►

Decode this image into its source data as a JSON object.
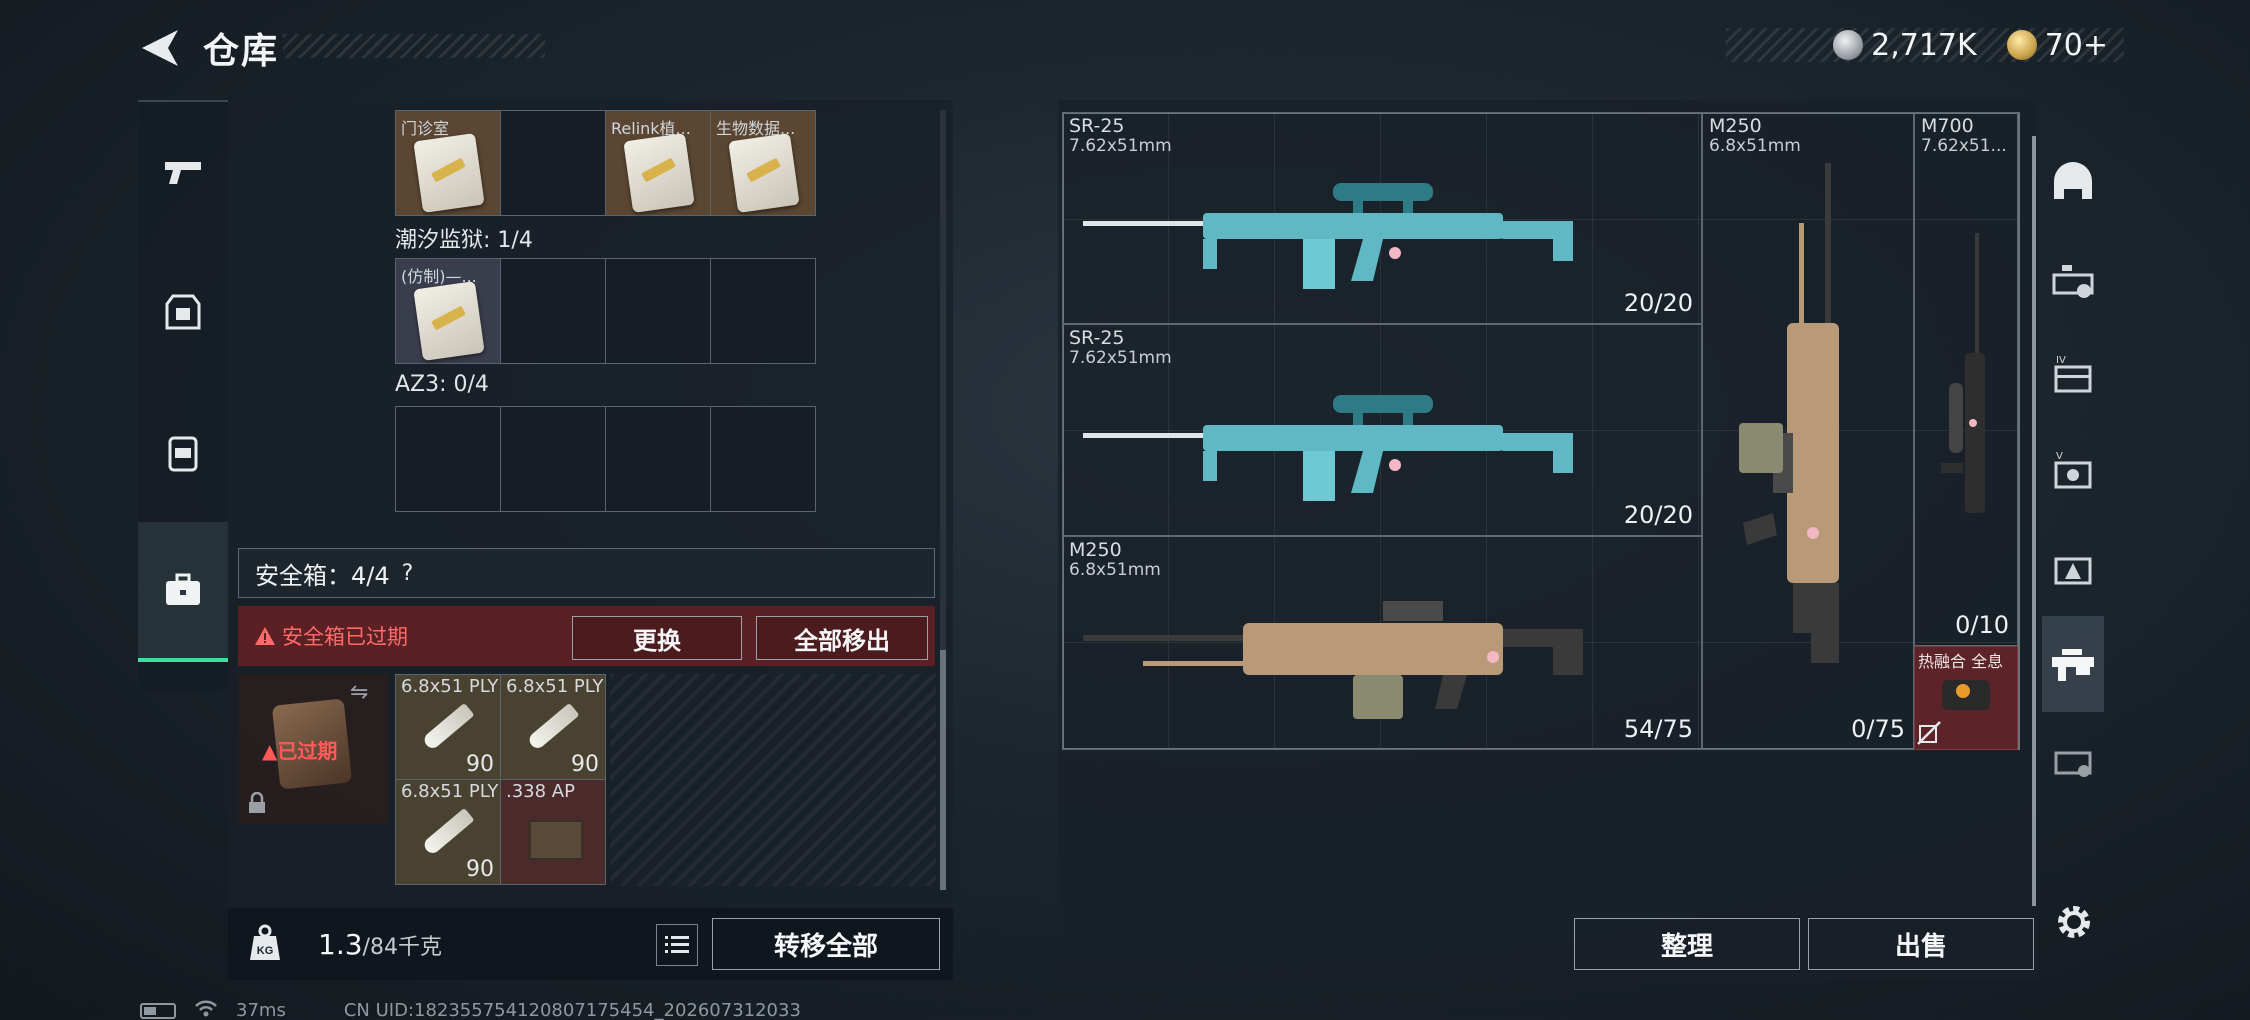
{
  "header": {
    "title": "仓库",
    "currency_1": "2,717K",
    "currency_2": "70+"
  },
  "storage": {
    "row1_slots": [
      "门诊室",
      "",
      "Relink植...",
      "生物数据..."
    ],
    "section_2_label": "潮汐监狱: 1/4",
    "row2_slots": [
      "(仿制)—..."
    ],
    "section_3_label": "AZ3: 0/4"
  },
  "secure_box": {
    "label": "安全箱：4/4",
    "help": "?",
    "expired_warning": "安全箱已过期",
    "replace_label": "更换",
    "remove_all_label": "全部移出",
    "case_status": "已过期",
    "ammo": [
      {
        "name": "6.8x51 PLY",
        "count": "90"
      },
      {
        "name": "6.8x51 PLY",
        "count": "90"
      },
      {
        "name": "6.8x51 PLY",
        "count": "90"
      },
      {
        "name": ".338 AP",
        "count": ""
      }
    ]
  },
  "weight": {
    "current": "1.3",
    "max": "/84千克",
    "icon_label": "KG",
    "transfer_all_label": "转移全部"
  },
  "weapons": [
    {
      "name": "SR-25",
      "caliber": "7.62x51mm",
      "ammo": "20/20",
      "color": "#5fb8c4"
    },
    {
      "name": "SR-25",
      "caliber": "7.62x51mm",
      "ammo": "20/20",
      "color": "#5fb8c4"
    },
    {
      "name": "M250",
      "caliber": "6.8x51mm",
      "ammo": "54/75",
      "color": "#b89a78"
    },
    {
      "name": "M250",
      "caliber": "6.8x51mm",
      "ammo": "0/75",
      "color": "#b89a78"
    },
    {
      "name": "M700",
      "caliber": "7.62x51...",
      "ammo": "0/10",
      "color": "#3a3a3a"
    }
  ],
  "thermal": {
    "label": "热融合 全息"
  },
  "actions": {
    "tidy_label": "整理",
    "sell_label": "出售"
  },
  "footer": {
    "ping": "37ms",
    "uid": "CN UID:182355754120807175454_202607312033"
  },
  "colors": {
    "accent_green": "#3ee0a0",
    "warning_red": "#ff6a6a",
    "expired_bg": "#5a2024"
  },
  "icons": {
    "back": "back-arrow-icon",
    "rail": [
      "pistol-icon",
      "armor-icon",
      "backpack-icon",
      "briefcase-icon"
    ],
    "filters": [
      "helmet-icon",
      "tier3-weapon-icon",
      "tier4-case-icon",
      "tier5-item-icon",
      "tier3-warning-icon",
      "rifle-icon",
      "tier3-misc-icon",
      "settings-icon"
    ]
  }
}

◄
►

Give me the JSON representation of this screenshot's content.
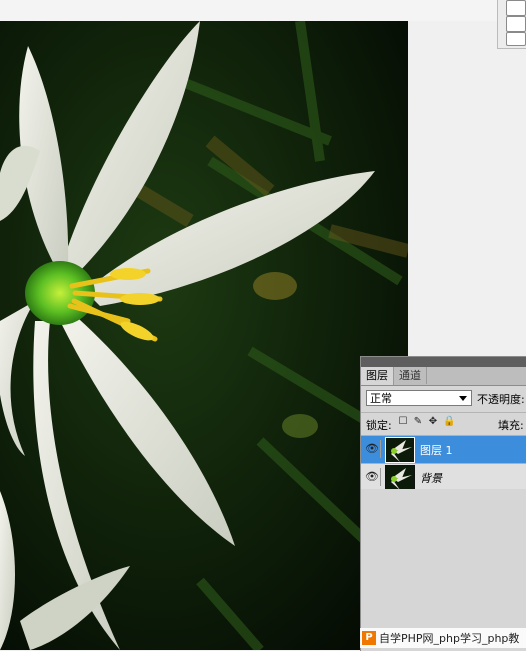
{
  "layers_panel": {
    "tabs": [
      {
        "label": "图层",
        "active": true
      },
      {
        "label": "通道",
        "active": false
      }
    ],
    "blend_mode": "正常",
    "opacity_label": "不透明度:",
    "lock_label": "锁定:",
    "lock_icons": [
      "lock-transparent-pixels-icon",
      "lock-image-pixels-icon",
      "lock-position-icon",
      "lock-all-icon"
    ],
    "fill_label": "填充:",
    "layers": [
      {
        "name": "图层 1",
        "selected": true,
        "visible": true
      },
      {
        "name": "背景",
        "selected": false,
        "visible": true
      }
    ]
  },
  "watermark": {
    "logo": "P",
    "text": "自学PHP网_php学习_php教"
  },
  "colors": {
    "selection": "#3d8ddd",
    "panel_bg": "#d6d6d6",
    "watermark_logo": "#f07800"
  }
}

◄

(YOUR OBJECTIVE): Find every line in the records above that holds the word "this", and copy each one.

(WORKED ANSWER):
Decode this image into its source data as a JSON object.
Give me the JSON representation of this screenshot's content.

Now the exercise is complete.